Task prompt => Transcribe only what runs from the line containing "OCR this image." through the final line below, exactly, and leave every picture out.

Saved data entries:
******

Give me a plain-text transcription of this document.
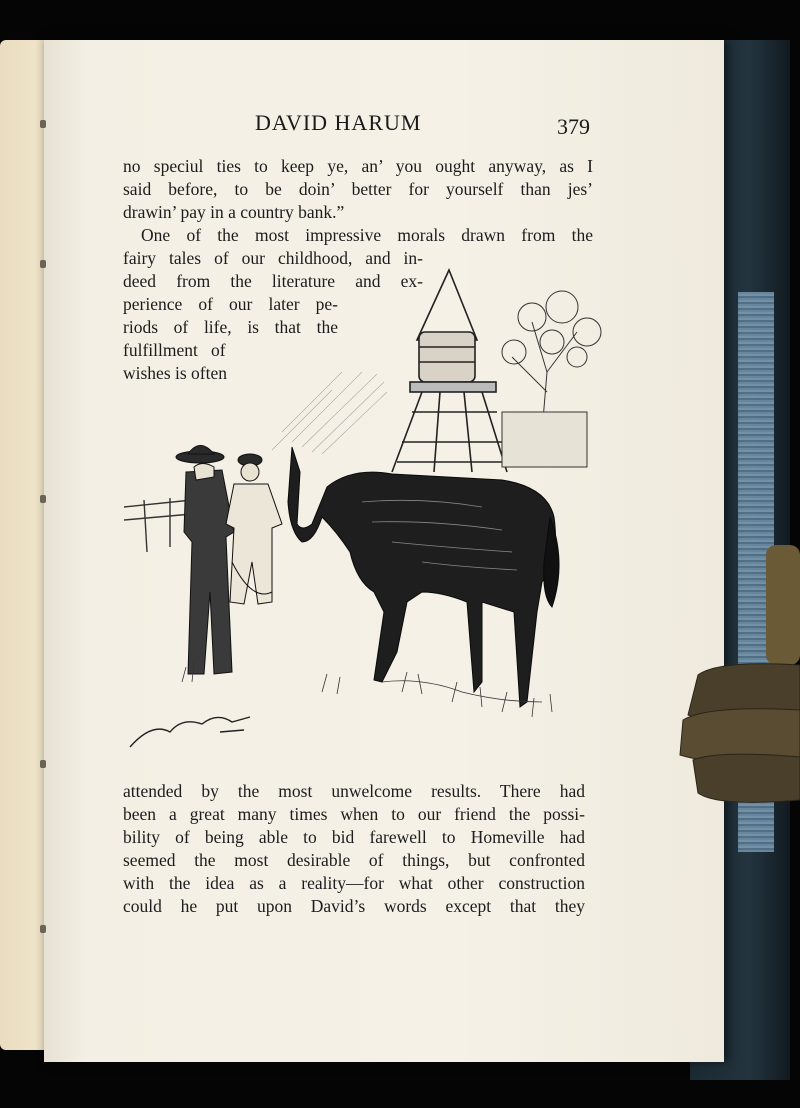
DAVID HARUM	379
no speciul ties to keep ye, an’ you ought anyway, as I
said before, to be doin’ better for yourself than jes’
drawin’ pay in a country bank.”
One of the most impressive morals drawn from the
fairy tales of our childhood, and in-
deed from the literature and ex-
perience of our later pe-
riods of life, is that the
fulfillment   of
wishes is often
attended by the most unwelcome results. There had
been a great many times when to our friend the possi-
bility of being able to bid farewell to Homeville had
seemed the most desirable of things, but confronted
with the idea as a reality—for what other construction
could he put upon David’s words except that they
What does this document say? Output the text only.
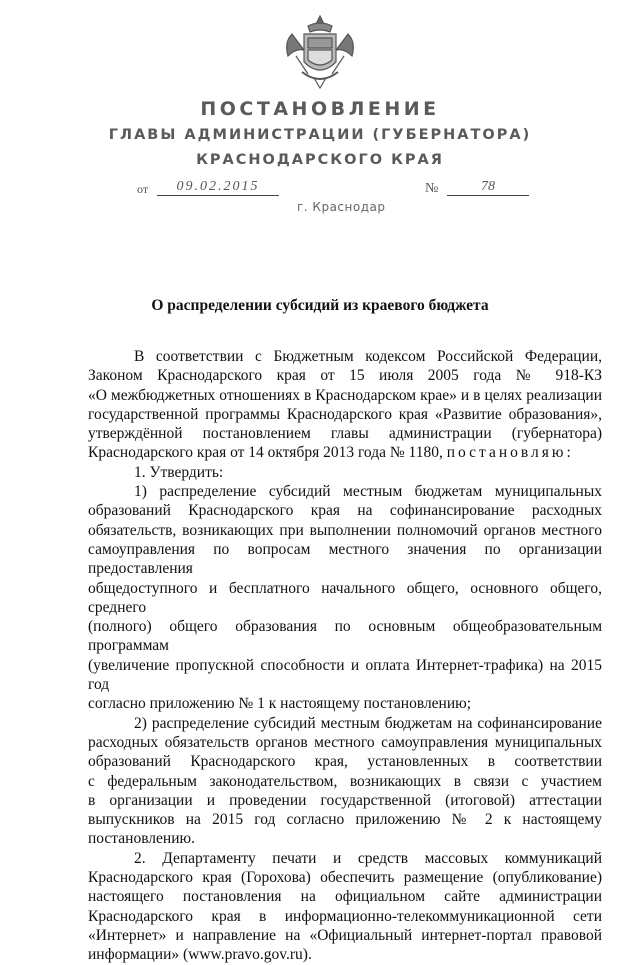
ПОСТАНОВЛЕНИЕ
ГЛАВЫ АДМИНИСТРАЦИИ (ГУБЕРНАТОРА)
КРАСНОДАРСКОГО КРАЯ
от	09.02.2015	№	78
г. Краснодар
О распределении субсидий из краевого бюджета

В соответствии с Бюджетным кодексом Российской Федерации,

Законом Краснодарского края от 15 июля 2005 года № 918-КЗ

«О межбюджетных отношениях в Краснодарском крае» и в целях реализации

государственной программы Краснодарского края «Развитие образования»,

утверждённой постановлением главы администрации (губернатора)

Краснодарского края от 14 октября 2013 года № 1180, постановляю:

1. Утвердить:

1) распределение субсидий местным бюджетам муниципальных

образований Краснодарского края на софинансирование расходных

обязательств, возникающих при выполнении полномочий органов местного

самоуправления по вопросам местного значения по организации предоставления

общедоступного и бесплатного начального общего, основного общего, среднего

(полного) общего образования по основным общеобразовательным программам

(увеличение пропускной способности и оплата Интернет-трафика) на 2015 год

согласно приложению № 1 к настоящему постановлению;

2) распределение субсидий местным бюджетам на софинансирование

расходных обязательств органов местного самоуправления муниципальных

образований Краснодарского края, установленных в соответствии

с федеральным законодательством, возникающих в связи с участием

в организации и проведении государственной (итоговой) аттестации

выпускников на 2015 год согласно приложению № 2 к настоящему

постановлению.

2. Департаменту печати и средств массовых коммуникаций

Краснодарского края (Горохова) обеспечить размещение (опубликование)

настоящего постановления на официальном сайте администрации

Краснодарского края в информационно-телекоммуникационной сети

«Интернет» и направление на «Официальный интернет-портал правовой

информации» (www.pravo.gov.ru).
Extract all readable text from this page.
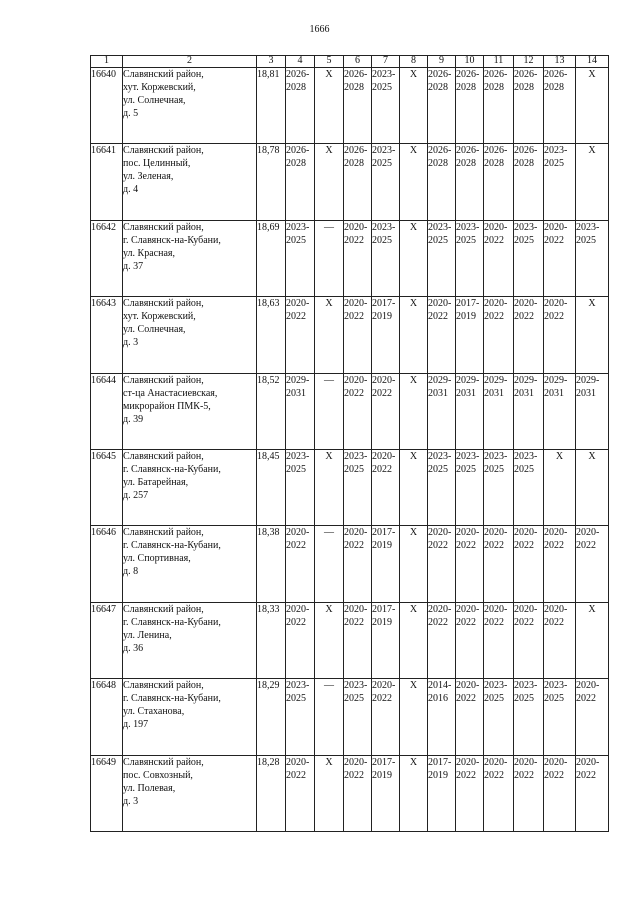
1666
1	2	3	4	5	6	7	8	9	10	11	12	13	14
16640	Славянский район,
хут. Коржевский,
ул. Солнечная,
д. 5	18,81	2026-
2028	Х	2026-
2028	2023-
2025	Х	2026-
2028	2026-
2028	2026-
2028	2026-
2028	2026-
2028	Х
16641	Славянский район,
пос. Целинный,
ул. Зеленая,
д. 4	18,78	2026-
2028	Х	2026-
2028	2023-
2025	Х	2026-
2028	2026-
2028	2026-
2028	2026-
2028	2023-
2025	Х
16642	Славянский район,
г. Славянск-на-Кубани,
ул. Красная,
д. 37	18,69	2023-
2025	—	2020-
2022	2023-
2025	Х	2023-
2025	2023-
2025	2020-
2022	2023-
2025	2020-
2022	2023-
2025

16643	Славянский район,
хут. Коржевский,
ул. Солнечная,
д. 3	18,63	2020-
2022	Х	2020-
2022	2017-
2019	Х	2020-
2022	2017-
2019	2020-
2022	2020-
2022	2020-
2022	Х
16644	Славянский район,
ст-ца Анастасиевская,
микрорайон ПМК-5,
д. 39	18,52	2029-
2031	—	2020-
2022	2020-
2022	Х	2029-
2031	2029-
2031	2029-
2031	2029-
2031	2029-
2031	2029-
2031

16645	Славянский район,
г. Славянск-на-Кубани,
ул. Батарейная,
д. 257	18,45	2023-
2025	Х	2023-
2025	2020-
2022	Х	2023-
2025	2023-
2025	2023-
2025	2023-
2025	Х	Х
16646	Славянский район,
г. Славянск-на-Кубани,
ул. Спортивная,
д. 8	18,38	2020-
2022	—	2020-
2022	2017-
2019	Х	2020-
2022	2020-
2022	2020-
2022	2020-
2022	2020-
2022	2020-
2022

16647	Славянский район,
г. Славянск-на-Кубани,
ул. Ленина,
д. 36	18,33	2020-
2022	Х	2020-
2022	2017-
2019	Х	2020-
2022	2020-
2022	2020-
2022	2020-
2022	2020-
2022	Х
16648	Славянский район,
г. Славянск-на-Кубани,
ул. Стаханова,
д. 197	18,29	2023-
2025	—	2023-
2025	2020-
2022	Х	2014-
2016	2020-
2022	2023-
2025	2023-
2025	2023-
2025	2020-
2022

16649	Славянский район,
пос. Совхозный,
ул. Полевая,
д. 3	18,28	2020-
2022	Х	2020-
2022	2017-
2019	Х	2017-
2019	2020-
2022	2020-
2022	2020-
2022	2020-
2022	2020-
2022
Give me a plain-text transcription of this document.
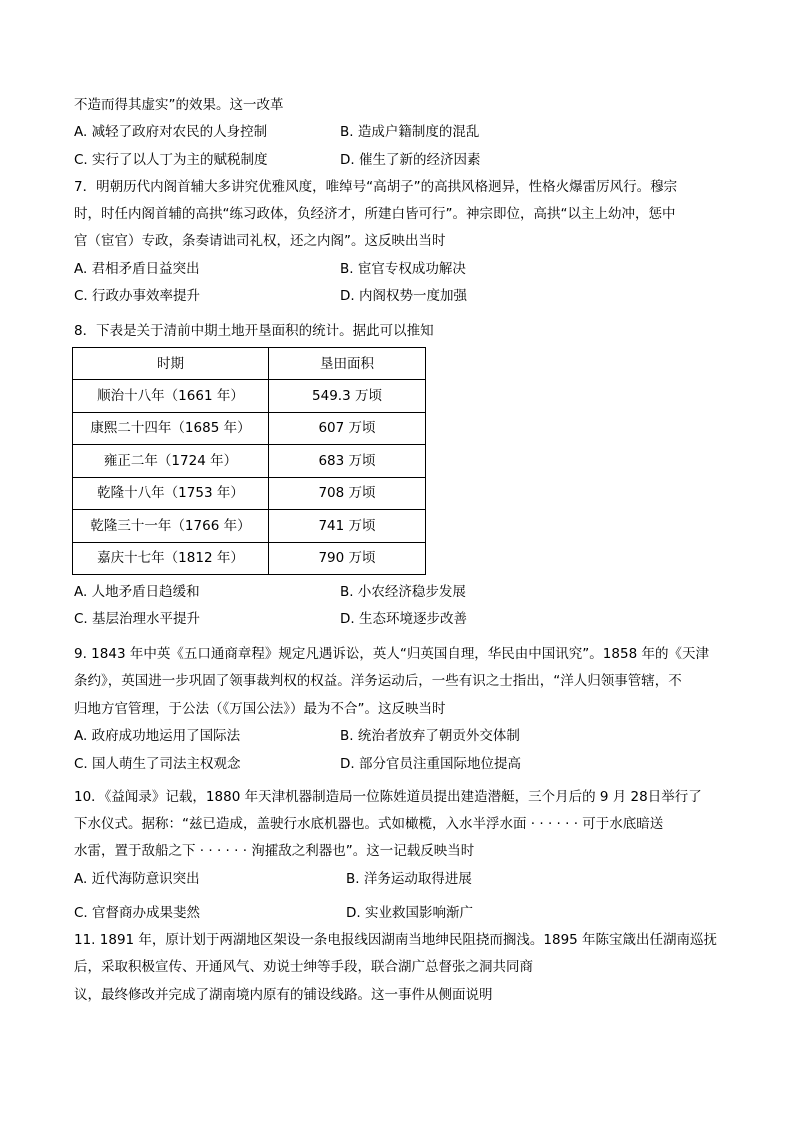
不造而得其虚实”的效果。这一改革
A. 减轻了政府对农民的人身控制	B. 造成户籍制度的混乱
C. 实行了以人丁为主的赋税制度	D. 催生了新的经济因素
7．明朝历代内阁首辅大多讲究优雅风度，唯绰号“高胡子”的高拱风格迥异，性格火爆雷厉风行。穆宗
时，时任内阁首辅的高拱“练习政体，负经济才，所建白皆可行”。神宗即位，高拱“以主上幼冲，惩中
官（宦官）专政，条奏请诎司礼权，还之内阁”。这反映出当时
A. 君相矛盾日益突出	B. 宦官专权成功解决
C. 行政办事效率提升	D. 内阁权势一度加强
8．下表是关于清前中期土地开垦面积的统计。据此可以推知
时期	垦田面积
顺治十八年（1661 年）	549.3 万顷
康熙二十四年（1685 年）	607 万顷
雍正二年（1724 年）	683 万顷
乾隆十八年（1753 年）	708 万顷
乾隆三十一年（1766 年）	741 万顷
嘉庆十七年（1812 年）	790 万顷
A. 人地矛盾日趋缓和	B. 小农经济稳步发展
C. 基层治理水平提升	D. 生态环境逐步改善
9. 1843 年中英《五口通商章程》规定凡遇诉讼，英人“归英国自理，华民由中国讯究”。1858 年的《天津
条约》，英国进一步巩固了领事裁判权的权益。洋务运动后，一些有识之士指出，“洋人归领事管辖，不
归地方官管理，于公法（《万国公法》）最为不合”。这反映当时
A. 政府成功地运用了国际法	B. 统治者放弃了朝贡外交体制
C. 国人萌生了司法主权观念	D. 部分官员注重国际地位提高
10．《益闻录》记载，1880 年天津机器制造局一位陈姓道员提出建造潜艇，三个月后的 9 月 28日举行了
下水仪式。据称：“兹已造成，盖驶行水底机器也。式如橄榄，入水半浮水面 · · · · · · 可于水底暗送
水雷，置于敌船之下 · · · · · · 洵攉敌之利器也”。这一记载反映当时
A. 近代海防意识突出	B. 洋务运动取得进展
C. 官督商办成果斐然	D. 实业救国影响渐广
11. 1891 年，原计划于两湖地区架设一条电报线因湖南当地绅民阻挠而搁浅。1895 年陈宝箴出任湖南巡抚
后，采取积极宣传、开通风气、劝说士绅等手段，联合湖广总督张之洞共同商
议，最终修改并完成了湖南境内原有的铺设线路。这一事件从侧面说明
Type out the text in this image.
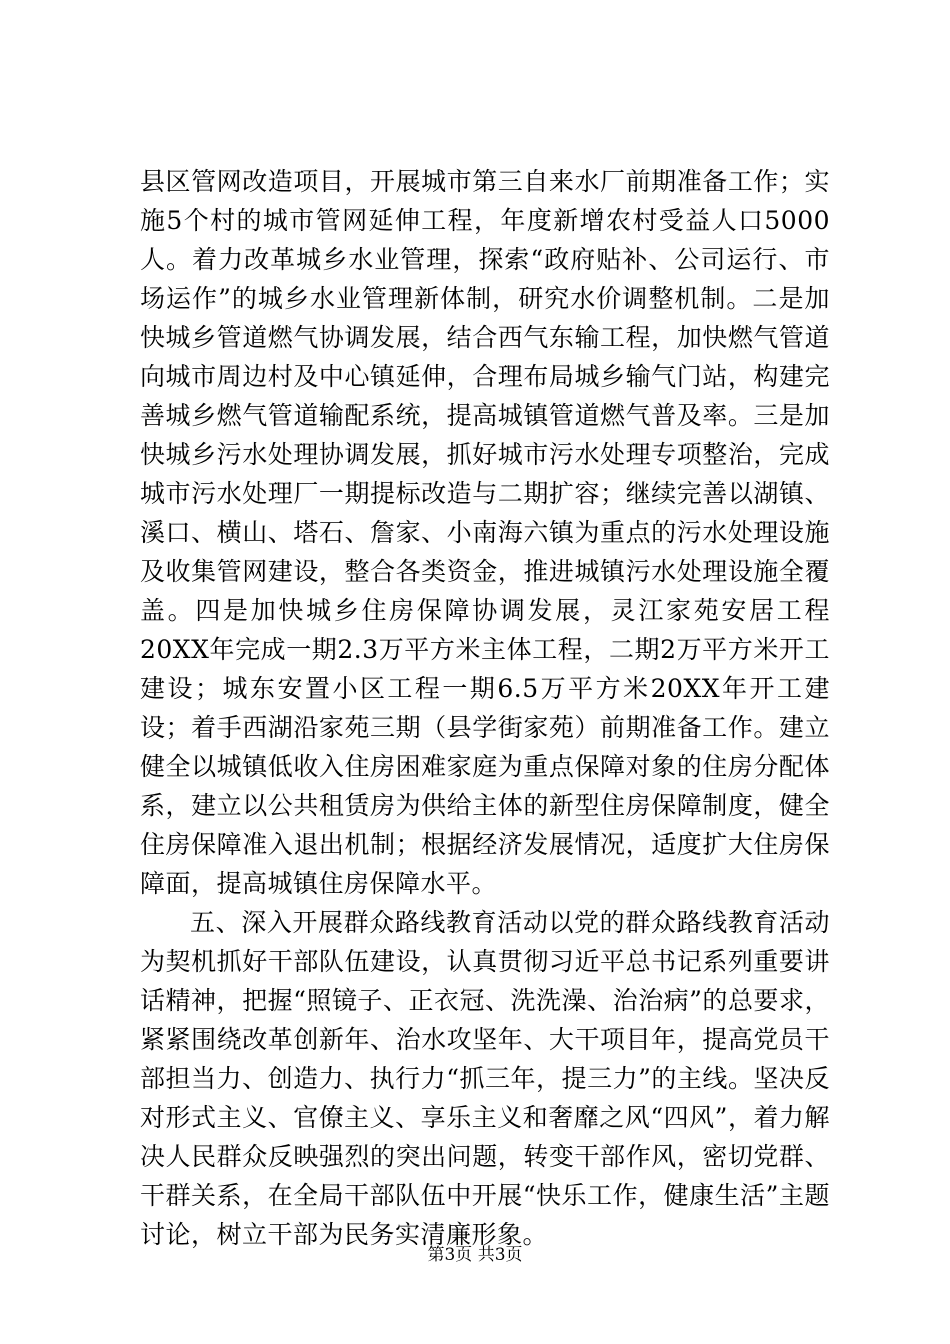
县区管网改造项目，开展城市第三自来水厂前期准备工作；实施5个村的城市管网延伸工程，年度新增农村受益人口5000人。着力改革城乡水业管理，探索“政府贴补、公司运行、市场运作”的城乡水业管理新体制，研究水价调整机制。二是加快城乡管道燃气协调发展，结合西气东输工程，加快燃气管道向城市周边村及中心镇延伸，合理布局城乡输气门站，构建完善城乡燃气管道输配系统，提高城镇管道燃气普及率。三是加快城乡污水处理协调发展，抓好城市污水处理专项整治，完成城市污水处理厂一期提标改造与二期扩容；继续完善以湖镇、溪口、横山、塔石、詹家、小南海六镇为重点的污水处理设施及收集管网建设，整合各类资金，推进城镇污水处理设施全覆盖。四是加快城乡住房保障协调发展，灵江家苑安居工程20XX年完成一期2.3万平方米主体工程，二期2万平方米开工建设；城东安置小区工程一期6.5万平方米20XX年开工建设；着手西湖沿家苑三期（县学街家苑）前期准备工作。建立健全以城镇低收入住房困难家庭为重点保障对象的住房分配体系，建立以公共租赁房为供给主体的新型住房保障制度，健全住房保障准入退出机制；根据经济发展情况，适度扩大住房保障面，提高城镇住房保障水平。

五、深入开展群众路线教育活动以党的群众路线教育活动为契机抓好干部队伍建设，认真贯彻习近平总书记系列重要讲话精神，把握“照镜子、正衣冠、洗洗澡、治治病”的总要求，紧紧围绕改革创新年、治水攻坚年、大干项目年，提高党员干部担当力、创造力、执行力“抓三年，提三力”的主线。坚决反对形式主义、官僚主义、享乐主义和奢靡之风“四风”，着力解决人民群众反映强烈的突出问题，转变干部作风，密切党群、干群关系，在全局干部队伍中开展“快乐工作，健康生活”主题讨论，树立干部为民务实清廉形象。

第3页 共3页
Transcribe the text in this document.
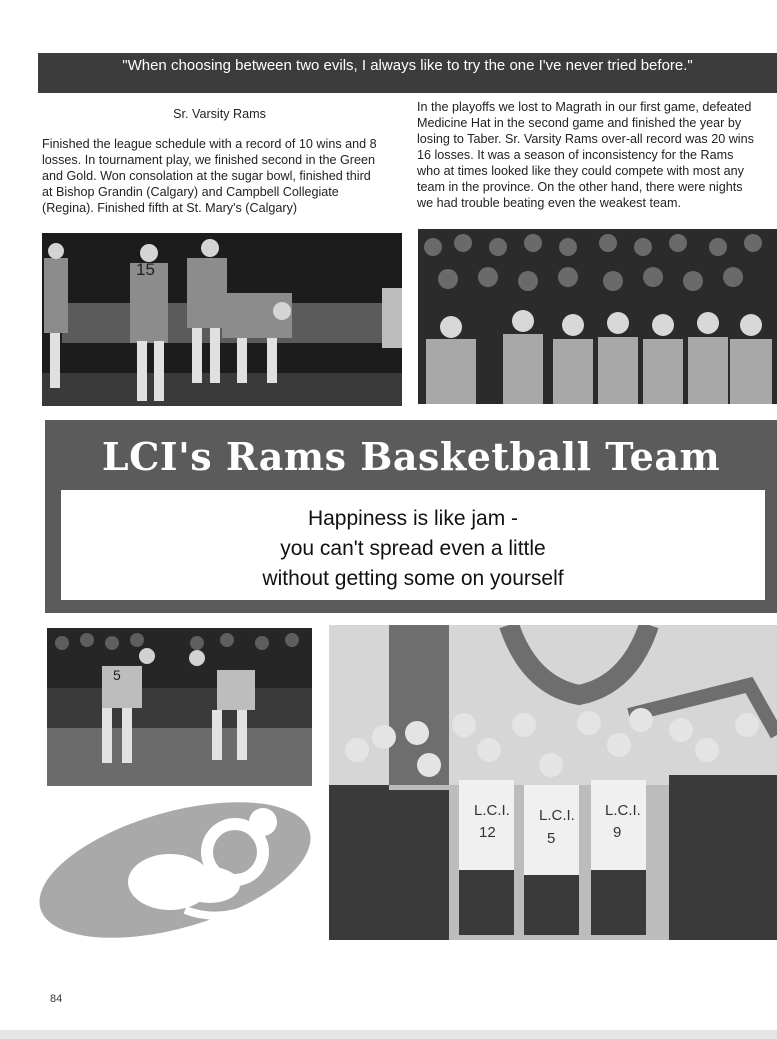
"When choosing between two evils, I always like to try the one I've never tried before."
Sr. Varsity Rams
Finished the league schedule with a record of 10 wins and 8
losses. In tournament play, we finished second in the Green
and Gold. Won consolation at the sugar bowl, finished third
at Bishop Grandin (Calgary) and Campbell Collegiate
(Regina). Finished fifth at St. Mary's (Calgary)
In the playoffs we lost to Magrath in our first game, defeated
Medicine Hat in the second game and finished the year by
losing to Taber. Sr. Varsity Rams over-all record was 20 wins
16 losses. It was a season of inconsistency for the Rams
who at times looked like they could compete with most any
team in the province. On the other hand, there were nights
we had trouble beating even the weakest team.
15
LCI's Rams Basketball Team
Happiness is like jam -
you can't spread even a little
without getting some on yourself
5
L.C.I. L.C.I. L.C.I.
12	5	9
84
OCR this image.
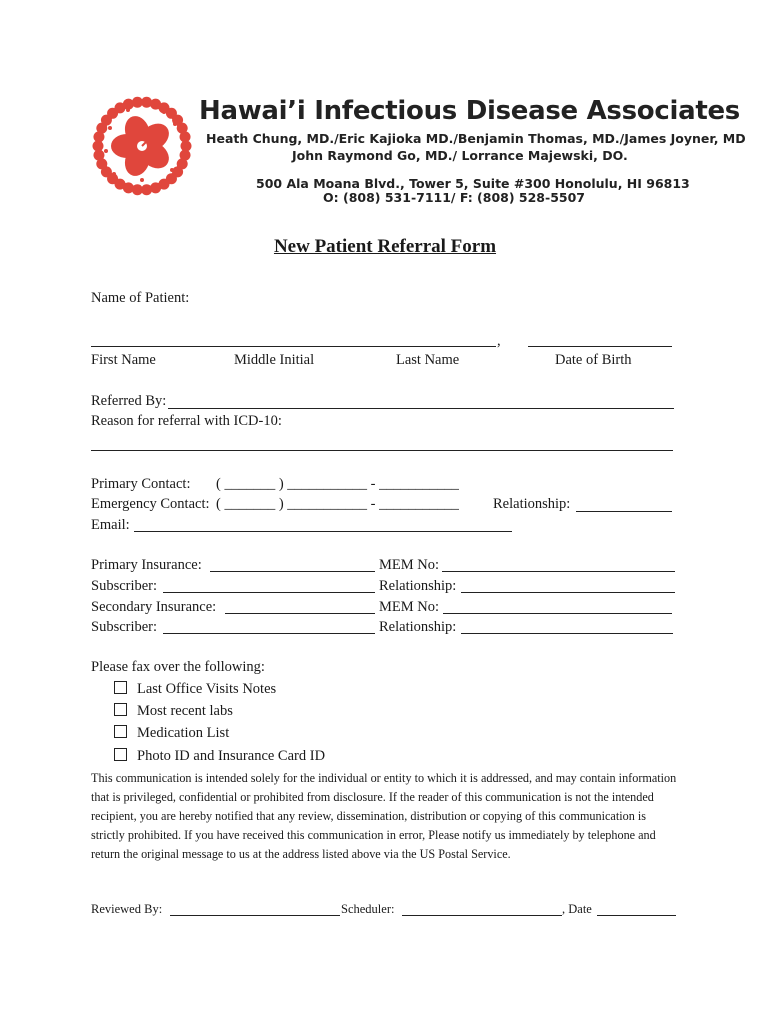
Hawai’i Infectious Disease Associates
Heath Chung, MD./Eric Kajioka MD./Benjamin Thomas, MD./James Joyner, MD
John Raymond Go, MD./ Lorrance Majewski, DO.
500 Ala Moana Blvd., Tower 5, Suite #300 Honolulu, HI 96813
O: (808) 531-7111/ F: (808) 528-5507
New Patient Referral Form
Name of Patient:
,
First Name	Middle Initial	Last Name	Date of Birth
Referred By:
Reason for referral with ICD-10:
Primary Contact: ( _______ ) ___________ - ___________
Emergency Contact: ( _______ ) ___________ - ___________ Relationship:
Email:
Primary Insurance:	MEM No:
Subscriber:	Relationship:
Secondary Insurance:	MEM No:
Subscriber:	Relationship:
Please fax over the following:
Last Office Visits Notes
Most recent labs
Medication List
Photo ID and Insurance Card ID
This communication is intended solely for the individual or entity to which it is addressed, and may contain information that is privileged, confidential or prohibited from disclosure. If the reader of this communication is not the intended recipient, you are hereby notified that any review, dissemination, distribution or copying of this communication is strictly prohibited. If you have received this communication in error, Please notify us immediately by telephone and return the original message to us at the address listed above via the US Postal Service.
Reviewed By:	Scheduler:	, Date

******

Output of the exercise =>
OCR this image.
Hawai’i Infectious Disease Associates
Heath Chung, MD./Eric Kajioka MD./Benjamin Thomas, MD./James Joyner, MD
John Raymond Go, MD./ Lorrance Majewski, DO.
500 Ala Moana Blvd., Tower 5, Suite #300 Honolulu, HI 96813
O: (808) 531-7111/ F: (808) 528-5507
New Patient Referral Form
Name of Patient:
,
First Name	Middle Initial	Last Name	Date of Birth
Referred By:
Reason for referral with ICD-10:
Primary Contact: ( _______ ) ___________ - ___________
Emergency Contact: ( _______ ) ___________ - ___________ Relationship:
Email:
Primary Insurance:	MEM No:
Subscriber:	Relationship:
Secondary Insurance:	MEM No:
Subscriber:	Relationship:
Please fax over the following:
Last Office Visits Notes
Most recent labs
Medication List
Photo ID and Insurance Card ID
This communication is intended solely for the individual or entity to which it is addressed, and may contain information that is privileged, confidential or prohibited from disclosure. If the reader of this communication is not the intended recipient, you are hereby notified that any review, dissemination, distribution or copying of this communication is strictly prohibited. If you have received this communication in error, Please notify us immediately by telephone and return the original message to us at the address listed above via the US Postal Service.
Reviewed By:	Scheduler:	, Date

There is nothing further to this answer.